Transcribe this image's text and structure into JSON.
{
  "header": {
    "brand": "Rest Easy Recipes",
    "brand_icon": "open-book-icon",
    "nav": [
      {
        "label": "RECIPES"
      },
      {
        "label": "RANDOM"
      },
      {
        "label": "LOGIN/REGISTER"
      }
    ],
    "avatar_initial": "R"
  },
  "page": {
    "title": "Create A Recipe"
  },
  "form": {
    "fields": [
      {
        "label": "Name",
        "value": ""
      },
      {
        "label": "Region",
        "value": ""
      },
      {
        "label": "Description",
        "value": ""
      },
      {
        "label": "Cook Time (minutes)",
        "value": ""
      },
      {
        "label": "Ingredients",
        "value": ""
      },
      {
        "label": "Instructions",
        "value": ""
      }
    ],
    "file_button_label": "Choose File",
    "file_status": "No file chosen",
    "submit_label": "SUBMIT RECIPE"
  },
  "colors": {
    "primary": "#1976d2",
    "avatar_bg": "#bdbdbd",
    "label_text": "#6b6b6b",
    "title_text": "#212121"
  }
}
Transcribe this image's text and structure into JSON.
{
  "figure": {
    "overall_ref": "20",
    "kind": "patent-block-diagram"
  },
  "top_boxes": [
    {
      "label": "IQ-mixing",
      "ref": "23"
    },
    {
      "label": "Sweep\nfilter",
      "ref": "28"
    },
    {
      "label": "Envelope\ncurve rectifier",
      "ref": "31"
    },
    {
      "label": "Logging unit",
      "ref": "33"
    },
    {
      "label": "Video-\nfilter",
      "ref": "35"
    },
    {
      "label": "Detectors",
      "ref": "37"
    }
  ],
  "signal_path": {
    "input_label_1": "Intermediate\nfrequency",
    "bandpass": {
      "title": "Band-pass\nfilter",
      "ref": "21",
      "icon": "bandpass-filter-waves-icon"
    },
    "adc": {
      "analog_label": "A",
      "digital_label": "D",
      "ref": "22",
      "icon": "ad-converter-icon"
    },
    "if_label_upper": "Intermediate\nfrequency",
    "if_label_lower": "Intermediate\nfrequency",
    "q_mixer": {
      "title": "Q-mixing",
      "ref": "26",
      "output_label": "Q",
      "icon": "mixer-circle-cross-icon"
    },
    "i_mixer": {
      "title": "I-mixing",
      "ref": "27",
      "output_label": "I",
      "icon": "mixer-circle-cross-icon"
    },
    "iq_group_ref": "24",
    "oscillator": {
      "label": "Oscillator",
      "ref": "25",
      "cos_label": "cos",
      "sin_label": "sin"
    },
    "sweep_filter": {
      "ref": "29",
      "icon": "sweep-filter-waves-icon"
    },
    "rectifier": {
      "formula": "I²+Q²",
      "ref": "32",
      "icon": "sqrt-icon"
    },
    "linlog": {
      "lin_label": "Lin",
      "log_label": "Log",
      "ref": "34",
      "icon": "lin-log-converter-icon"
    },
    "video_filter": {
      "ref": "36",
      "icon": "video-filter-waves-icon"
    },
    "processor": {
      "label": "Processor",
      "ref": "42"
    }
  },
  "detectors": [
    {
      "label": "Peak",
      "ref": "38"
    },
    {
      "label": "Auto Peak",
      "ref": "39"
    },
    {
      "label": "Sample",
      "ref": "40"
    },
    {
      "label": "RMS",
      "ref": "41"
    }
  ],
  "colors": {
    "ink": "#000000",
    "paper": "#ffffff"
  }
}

### Short exercise:
Every entry should be output exactly as written, please.

### Correct answer:
Transcribe this image's text and structure into JSON.
{
  "header": {
    "brand": "Rest Easy Recipes",
    "brand_icon": "open-book-icon",
    "nav": [
      {
        "label": "RECIPES"
      },
      {
        "label": "RANDOM"
      },
      {
        "label": "LOGIN/REGISTER"
      }
    ],
    "avatar_initial": "R"
  },
  "page": {
    "title": "Create A Recipe"
  },
  "form": {
    "fields": [
      {
        "label": "Name",
        "value": ""
      },
      {
        "label": "Region",
        "value": ""
      },
      {
        "label": "Description",
        "value": ""
      },
      {
        "label": "Cook Time (minutes)",
        "value": ""
      },
      {
        "label": "Ingredients",
        "value": ""
      },
      {
        "label": "Instructions",
        "value": ""
      }
    ],
    "file_button_label": "Choose File",
    "file_status": "No file chosen",
    "submit_label": "SUBMIT RECIPE"
  },
  "colors": {
    "primary": "#1976d2",
    "avatar_bg": "#bdbdbd",
    "label_text": "#6b6b6b",
    "title_text": "#212121"
  }
}
Transcribe this image's text and structure into JSON.
{
  "figure": {
    "overall_ref": "20",
    "kind": "patent-block-diagram"
  },
  "top_boxes": [
    {
      "label": "IQ-mixing",
      "ref": "23"
    },
    {
      "label": "Sweep\nfilter",
      "ref": "28"
    },
    {
      "label": "Envelope\ncurve rectifier",
      "ref": "31"
    },
    {
      "label": "Logging unit",
      "ref": "33"
    },
    {
      "label": "Video-\nfilter",
      "ref": "35"
    },
    {
      "label": "Detectors",
      "ref": "37"
    }
  ],
  "signal_path": {
    "input_label_1": "Intermediate\nfrequency",
    "bandpass": {
      "title": "Band-pass\nfilter",
      "ref": "21",
      "icon": "bandpass-filter-waves-icon"
    },
    "adc": {
      "analog_label": "A",
      "digital_label": "D",
      "ref": "22",
      "icon": "ad-converter-icon"
    },
    "if_label_upper": "Intermediate\nfrequency",
    "if_label_lower": "Intermediate\nfrequency",
    "q_mixer": {
      "title": "Q-mixing",
      "ref": "26",
      "output_label": "Q",
      "icon": "mixer-circle-cross-icon"
    },
    "i_mixer": {
      "title": "I-mixing",
      "ref": "27",
      "output_label": "I",
      "icon": "mixer-circle-cross-icon"
    },
    "iq_group_ref": "24",
    "oscillator": {
      "label": "Oscillator",
      "ref": "25",
      "cos_label": "cos",
      "sin_label": "sin"
    },
    "sweep_filter": {
      "ref": "29",
      "icon": "sweep-filter-waves-icon"
    },
    "rectifier": {
      "formula": "I²+Q²",
      "ref": "32",
      "icon": "sqrt-icon"
    },
    "linlog": {
      "lin_label": "Lin",
      "log_label": "Log",
      "ref": "34",
      "icon": "lin-log-converter-icon"
    },
    "video_filter": {
      "ref": "36",
      "icon": "video-filter-waves-icon"
    },
    "processor": {
      "label": "Processor",
      "ref": "42"
    }
  },
  "detectors": [
    {
      "label": "Peak",
      "ref": "38"
    },
    {
      "label": "Auto Peak",
      "ref": "39"
    },
    {
      "label": "Sample",
      "ref": "40"
    },
    {
      "label": "RMS",
      "ref": "41"
    }
  ],
  "colors": {
    "ink": "#000000",
    "paper": "#ffffff"
  }
}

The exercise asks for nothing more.